— Start of Entries provided —
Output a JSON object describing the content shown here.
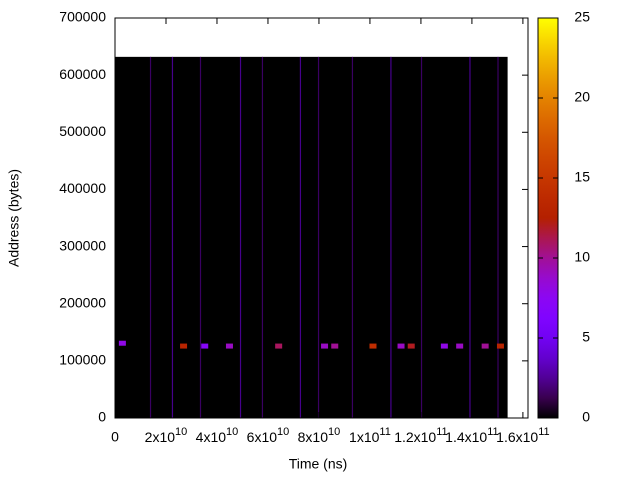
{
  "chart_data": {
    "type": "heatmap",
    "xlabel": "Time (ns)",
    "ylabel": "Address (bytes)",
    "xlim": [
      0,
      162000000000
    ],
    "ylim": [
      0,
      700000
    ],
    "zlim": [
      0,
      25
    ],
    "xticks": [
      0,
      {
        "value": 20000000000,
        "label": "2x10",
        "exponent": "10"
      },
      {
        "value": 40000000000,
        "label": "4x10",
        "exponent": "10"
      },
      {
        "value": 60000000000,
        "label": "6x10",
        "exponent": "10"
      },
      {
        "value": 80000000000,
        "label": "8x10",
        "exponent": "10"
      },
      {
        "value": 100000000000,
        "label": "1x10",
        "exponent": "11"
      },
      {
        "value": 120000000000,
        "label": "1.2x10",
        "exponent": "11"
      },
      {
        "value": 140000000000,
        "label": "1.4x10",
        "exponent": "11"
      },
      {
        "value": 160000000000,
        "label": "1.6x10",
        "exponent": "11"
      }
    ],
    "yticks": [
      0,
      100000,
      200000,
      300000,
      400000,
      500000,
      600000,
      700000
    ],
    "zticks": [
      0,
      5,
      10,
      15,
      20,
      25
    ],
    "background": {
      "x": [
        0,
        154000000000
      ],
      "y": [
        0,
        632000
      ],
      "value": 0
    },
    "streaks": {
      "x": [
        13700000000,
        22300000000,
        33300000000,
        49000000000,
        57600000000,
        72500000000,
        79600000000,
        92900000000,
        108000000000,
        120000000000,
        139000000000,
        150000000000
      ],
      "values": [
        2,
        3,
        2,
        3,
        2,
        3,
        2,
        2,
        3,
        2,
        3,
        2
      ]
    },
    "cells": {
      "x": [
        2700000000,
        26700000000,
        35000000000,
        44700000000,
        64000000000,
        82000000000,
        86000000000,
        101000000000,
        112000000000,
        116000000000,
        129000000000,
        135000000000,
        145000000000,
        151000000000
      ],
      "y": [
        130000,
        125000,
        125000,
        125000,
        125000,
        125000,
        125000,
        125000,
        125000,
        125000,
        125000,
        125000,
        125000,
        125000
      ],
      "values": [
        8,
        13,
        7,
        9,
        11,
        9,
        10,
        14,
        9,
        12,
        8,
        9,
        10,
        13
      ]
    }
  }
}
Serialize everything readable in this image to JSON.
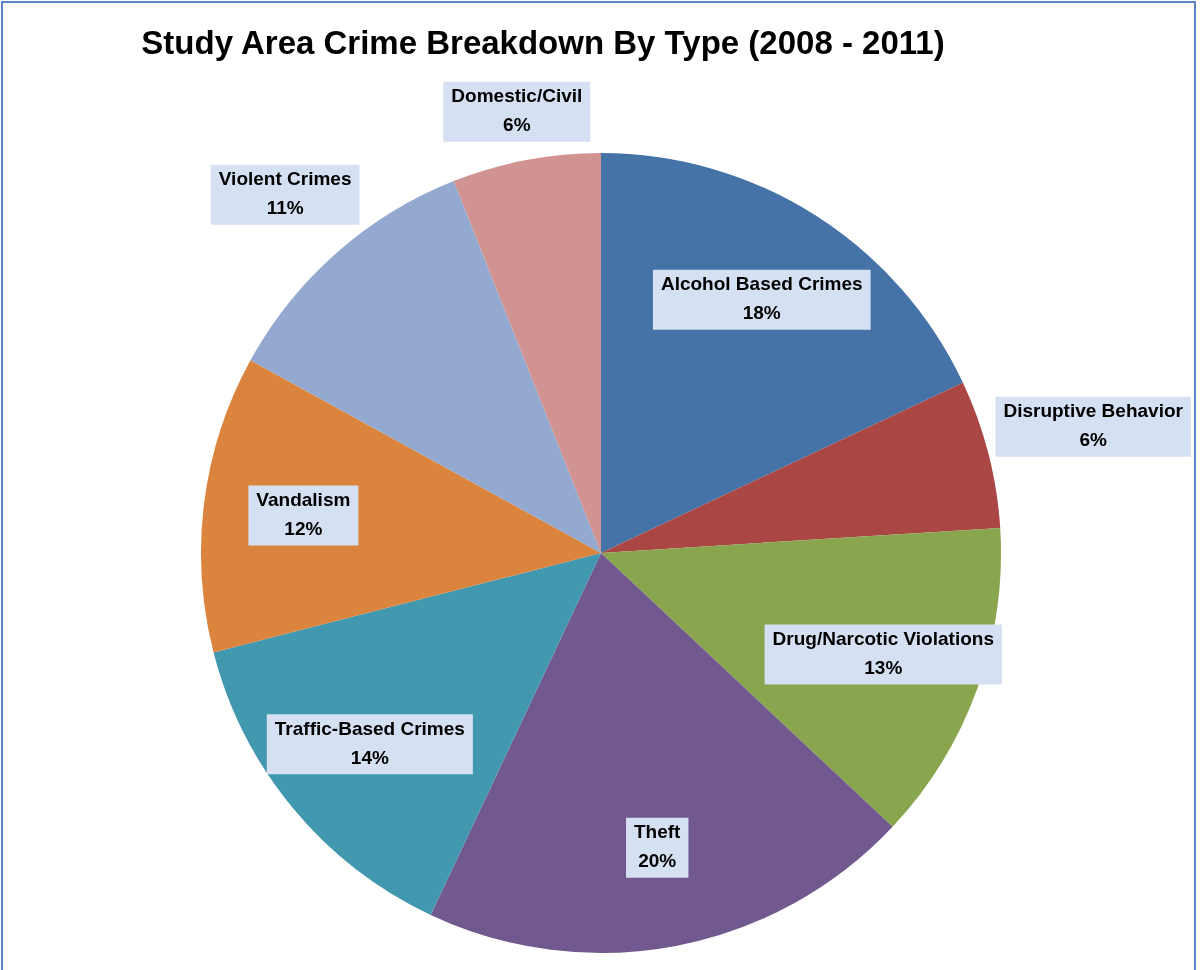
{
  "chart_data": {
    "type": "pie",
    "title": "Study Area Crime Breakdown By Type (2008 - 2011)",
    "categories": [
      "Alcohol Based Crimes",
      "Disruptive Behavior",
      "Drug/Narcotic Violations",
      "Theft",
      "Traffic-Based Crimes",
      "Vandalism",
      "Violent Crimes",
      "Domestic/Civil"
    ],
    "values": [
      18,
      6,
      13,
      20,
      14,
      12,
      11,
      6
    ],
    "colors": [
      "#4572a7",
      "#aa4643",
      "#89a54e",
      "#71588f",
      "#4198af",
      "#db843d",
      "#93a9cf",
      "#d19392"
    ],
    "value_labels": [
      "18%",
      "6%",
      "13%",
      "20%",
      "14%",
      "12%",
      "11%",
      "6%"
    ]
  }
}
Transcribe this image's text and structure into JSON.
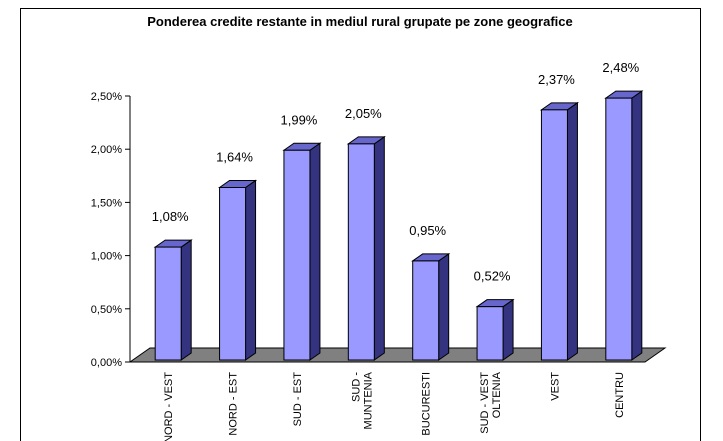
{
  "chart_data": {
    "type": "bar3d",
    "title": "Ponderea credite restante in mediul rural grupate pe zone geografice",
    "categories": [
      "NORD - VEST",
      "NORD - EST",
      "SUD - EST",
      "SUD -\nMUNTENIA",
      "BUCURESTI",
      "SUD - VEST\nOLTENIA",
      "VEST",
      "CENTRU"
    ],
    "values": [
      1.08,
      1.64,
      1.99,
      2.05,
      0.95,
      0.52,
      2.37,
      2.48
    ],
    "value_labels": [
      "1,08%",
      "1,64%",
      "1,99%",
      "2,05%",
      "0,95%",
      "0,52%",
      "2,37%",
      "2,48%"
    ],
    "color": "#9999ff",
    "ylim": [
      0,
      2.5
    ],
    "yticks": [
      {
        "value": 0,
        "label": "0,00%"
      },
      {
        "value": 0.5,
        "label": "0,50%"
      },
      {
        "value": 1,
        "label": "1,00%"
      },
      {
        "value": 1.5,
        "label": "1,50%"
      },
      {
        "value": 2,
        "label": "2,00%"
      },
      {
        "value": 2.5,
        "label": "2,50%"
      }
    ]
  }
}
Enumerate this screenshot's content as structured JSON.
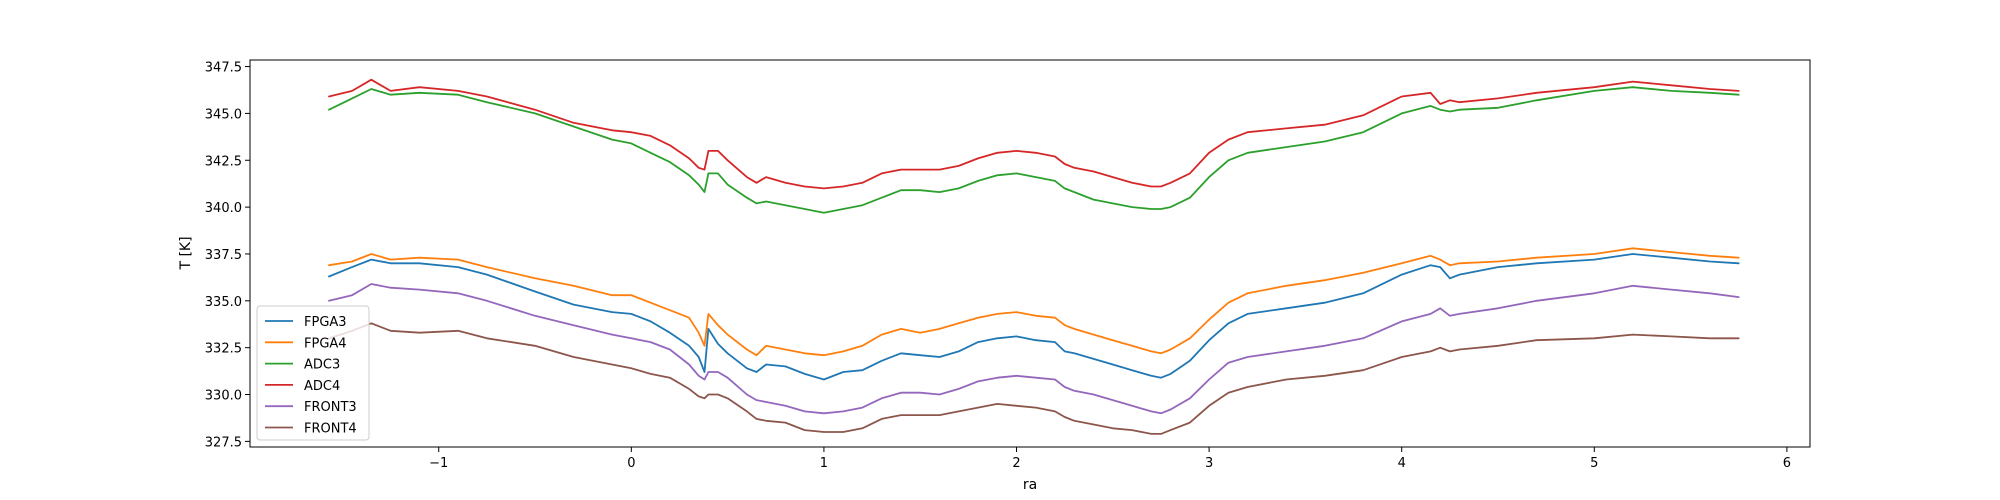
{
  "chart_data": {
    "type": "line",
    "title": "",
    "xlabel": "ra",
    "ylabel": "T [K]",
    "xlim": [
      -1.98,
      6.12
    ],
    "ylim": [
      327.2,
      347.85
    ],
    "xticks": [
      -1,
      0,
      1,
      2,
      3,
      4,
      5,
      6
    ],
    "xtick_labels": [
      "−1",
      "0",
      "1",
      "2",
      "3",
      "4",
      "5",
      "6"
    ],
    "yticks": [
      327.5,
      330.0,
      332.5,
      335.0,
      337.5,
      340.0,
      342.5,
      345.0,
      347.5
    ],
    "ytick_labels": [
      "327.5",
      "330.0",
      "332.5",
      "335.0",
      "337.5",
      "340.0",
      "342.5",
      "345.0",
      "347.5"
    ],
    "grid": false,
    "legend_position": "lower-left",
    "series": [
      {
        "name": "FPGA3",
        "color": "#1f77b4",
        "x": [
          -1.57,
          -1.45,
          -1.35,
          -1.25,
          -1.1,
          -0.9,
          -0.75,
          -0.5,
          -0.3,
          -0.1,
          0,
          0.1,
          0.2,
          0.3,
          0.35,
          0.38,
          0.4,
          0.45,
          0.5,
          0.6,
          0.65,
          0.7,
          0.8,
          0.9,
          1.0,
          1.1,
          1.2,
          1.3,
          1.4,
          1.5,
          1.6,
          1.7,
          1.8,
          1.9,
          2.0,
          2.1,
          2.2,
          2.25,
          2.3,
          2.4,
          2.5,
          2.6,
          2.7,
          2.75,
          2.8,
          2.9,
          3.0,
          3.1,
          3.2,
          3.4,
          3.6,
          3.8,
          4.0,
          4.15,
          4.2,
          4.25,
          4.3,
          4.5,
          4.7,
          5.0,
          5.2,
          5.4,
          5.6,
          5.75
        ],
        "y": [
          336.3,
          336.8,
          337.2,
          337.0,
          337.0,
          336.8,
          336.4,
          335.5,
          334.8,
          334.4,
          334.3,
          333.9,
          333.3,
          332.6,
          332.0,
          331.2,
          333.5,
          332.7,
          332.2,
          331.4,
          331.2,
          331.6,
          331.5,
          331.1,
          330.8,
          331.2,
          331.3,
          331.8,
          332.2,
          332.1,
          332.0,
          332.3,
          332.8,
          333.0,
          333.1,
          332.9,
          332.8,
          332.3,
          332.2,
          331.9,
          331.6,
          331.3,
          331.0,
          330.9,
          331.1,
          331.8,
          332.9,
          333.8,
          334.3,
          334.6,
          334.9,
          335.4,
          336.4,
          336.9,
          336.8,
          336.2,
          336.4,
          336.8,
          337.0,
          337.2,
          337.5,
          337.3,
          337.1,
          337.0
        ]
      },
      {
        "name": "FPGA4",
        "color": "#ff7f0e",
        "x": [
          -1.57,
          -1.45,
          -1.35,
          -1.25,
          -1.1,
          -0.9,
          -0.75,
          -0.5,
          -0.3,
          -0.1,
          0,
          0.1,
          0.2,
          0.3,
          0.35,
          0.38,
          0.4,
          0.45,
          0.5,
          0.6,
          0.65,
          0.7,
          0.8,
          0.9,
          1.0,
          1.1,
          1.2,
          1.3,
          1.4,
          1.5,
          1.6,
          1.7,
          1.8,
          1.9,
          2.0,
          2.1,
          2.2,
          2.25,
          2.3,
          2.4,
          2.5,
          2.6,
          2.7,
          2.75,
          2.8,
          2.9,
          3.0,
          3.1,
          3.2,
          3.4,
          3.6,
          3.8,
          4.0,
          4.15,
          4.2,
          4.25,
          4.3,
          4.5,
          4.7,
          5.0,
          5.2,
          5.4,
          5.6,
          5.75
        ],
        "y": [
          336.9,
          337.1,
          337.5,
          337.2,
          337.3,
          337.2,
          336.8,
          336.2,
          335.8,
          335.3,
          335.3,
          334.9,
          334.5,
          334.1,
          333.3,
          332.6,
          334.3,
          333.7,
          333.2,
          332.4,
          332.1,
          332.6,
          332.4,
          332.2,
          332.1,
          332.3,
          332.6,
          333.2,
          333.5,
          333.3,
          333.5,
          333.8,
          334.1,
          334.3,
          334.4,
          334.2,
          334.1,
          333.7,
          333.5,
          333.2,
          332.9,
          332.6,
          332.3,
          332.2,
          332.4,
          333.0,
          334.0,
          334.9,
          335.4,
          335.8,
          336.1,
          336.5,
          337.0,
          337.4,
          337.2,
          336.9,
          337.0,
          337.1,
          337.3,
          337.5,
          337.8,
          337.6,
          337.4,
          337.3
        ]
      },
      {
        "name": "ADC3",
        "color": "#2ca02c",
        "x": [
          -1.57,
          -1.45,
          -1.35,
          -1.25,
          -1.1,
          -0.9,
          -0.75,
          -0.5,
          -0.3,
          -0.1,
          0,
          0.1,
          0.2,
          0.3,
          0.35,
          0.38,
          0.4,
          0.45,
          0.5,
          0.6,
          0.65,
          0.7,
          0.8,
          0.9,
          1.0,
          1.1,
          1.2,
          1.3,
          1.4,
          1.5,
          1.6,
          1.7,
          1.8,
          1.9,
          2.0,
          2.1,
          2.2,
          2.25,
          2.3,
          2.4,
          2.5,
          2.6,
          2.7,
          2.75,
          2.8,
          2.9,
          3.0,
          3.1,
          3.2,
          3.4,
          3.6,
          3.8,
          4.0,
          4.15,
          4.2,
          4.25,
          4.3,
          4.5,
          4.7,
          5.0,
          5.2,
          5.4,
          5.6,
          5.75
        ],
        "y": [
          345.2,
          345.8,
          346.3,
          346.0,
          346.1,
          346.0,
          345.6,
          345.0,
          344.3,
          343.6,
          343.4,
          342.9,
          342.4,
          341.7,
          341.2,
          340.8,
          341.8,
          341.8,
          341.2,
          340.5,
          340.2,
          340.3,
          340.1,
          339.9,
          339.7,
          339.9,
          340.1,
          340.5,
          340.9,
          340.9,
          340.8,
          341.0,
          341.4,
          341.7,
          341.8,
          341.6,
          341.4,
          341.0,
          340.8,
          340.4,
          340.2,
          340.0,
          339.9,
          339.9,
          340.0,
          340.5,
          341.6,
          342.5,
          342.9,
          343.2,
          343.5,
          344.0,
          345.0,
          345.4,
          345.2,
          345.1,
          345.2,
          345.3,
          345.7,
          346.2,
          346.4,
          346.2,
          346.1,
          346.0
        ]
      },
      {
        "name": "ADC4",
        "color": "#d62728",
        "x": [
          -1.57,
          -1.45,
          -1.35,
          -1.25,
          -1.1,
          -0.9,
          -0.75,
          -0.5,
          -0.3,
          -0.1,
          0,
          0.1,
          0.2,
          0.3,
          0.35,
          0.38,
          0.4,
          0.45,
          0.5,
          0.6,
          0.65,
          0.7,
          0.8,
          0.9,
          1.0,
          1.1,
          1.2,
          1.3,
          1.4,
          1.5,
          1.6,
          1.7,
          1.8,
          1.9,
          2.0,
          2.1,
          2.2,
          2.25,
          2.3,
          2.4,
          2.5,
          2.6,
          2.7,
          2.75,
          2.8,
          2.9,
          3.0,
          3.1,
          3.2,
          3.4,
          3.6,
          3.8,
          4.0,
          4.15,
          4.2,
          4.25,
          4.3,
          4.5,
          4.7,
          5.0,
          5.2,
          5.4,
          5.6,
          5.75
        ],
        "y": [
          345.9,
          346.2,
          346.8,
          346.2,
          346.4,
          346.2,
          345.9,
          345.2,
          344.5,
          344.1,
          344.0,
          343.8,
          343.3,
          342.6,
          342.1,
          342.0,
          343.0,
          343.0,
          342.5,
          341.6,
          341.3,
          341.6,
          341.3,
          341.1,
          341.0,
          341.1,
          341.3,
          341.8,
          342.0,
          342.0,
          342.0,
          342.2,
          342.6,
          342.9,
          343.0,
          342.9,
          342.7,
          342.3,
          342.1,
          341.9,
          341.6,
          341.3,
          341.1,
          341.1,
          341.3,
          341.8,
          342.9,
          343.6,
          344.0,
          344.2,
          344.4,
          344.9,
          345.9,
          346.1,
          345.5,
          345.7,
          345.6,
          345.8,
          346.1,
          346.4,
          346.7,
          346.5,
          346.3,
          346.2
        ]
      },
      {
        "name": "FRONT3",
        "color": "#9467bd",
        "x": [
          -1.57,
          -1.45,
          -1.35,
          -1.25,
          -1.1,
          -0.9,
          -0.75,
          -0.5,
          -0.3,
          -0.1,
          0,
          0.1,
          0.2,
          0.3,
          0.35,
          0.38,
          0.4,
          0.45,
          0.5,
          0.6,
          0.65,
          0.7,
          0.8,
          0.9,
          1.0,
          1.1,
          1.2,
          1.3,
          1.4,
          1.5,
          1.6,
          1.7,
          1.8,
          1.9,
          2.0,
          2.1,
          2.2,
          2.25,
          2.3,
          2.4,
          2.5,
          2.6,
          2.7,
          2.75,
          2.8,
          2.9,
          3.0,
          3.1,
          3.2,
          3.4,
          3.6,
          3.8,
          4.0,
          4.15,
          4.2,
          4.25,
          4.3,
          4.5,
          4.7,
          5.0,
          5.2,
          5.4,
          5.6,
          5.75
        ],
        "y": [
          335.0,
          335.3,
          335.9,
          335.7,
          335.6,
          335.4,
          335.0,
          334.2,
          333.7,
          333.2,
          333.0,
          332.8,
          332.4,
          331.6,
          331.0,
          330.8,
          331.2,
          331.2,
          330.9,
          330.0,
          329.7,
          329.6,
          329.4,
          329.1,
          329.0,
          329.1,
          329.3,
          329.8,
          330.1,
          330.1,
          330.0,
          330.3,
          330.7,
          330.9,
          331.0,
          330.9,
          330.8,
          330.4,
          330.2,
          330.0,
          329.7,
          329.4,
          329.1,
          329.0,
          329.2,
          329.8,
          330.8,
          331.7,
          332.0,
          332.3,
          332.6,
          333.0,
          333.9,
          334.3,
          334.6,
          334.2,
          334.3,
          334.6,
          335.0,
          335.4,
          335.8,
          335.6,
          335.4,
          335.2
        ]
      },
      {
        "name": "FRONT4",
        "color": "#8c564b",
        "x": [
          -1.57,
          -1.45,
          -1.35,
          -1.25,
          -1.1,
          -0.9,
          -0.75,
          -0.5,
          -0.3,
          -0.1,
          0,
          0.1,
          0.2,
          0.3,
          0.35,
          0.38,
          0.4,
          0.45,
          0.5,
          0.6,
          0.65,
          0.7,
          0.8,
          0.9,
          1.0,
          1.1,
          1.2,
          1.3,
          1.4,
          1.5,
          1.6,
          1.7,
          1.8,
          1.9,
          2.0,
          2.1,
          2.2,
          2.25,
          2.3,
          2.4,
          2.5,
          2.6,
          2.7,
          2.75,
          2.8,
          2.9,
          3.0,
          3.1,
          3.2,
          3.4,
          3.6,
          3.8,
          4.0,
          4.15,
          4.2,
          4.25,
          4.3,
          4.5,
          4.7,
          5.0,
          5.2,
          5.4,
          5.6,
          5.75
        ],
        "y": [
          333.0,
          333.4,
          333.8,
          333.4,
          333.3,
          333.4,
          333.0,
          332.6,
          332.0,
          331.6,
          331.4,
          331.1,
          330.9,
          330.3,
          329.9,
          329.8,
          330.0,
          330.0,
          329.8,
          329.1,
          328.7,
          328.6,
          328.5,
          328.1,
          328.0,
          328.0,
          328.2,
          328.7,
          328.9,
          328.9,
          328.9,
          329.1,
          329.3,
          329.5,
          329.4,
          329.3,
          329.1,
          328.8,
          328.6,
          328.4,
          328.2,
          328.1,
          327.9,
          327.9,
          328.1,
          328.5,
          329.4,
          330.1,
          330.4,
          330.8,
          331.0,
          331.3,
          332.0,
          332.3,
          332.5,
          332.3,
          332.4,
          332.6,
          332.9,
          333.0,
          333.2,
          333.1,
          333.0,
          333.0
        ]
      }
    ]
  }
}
— End of Entries provided —
#### [Task]
Pull every line containing the word "name" out of the entries above.

#### [Completed exercise]
        "name": "FPGA3",
        "name": "FPGA4",
        "name": "ADC3",
        "name": "ADC4",
        "name": "FRONT3",
        "name": "FRONT4",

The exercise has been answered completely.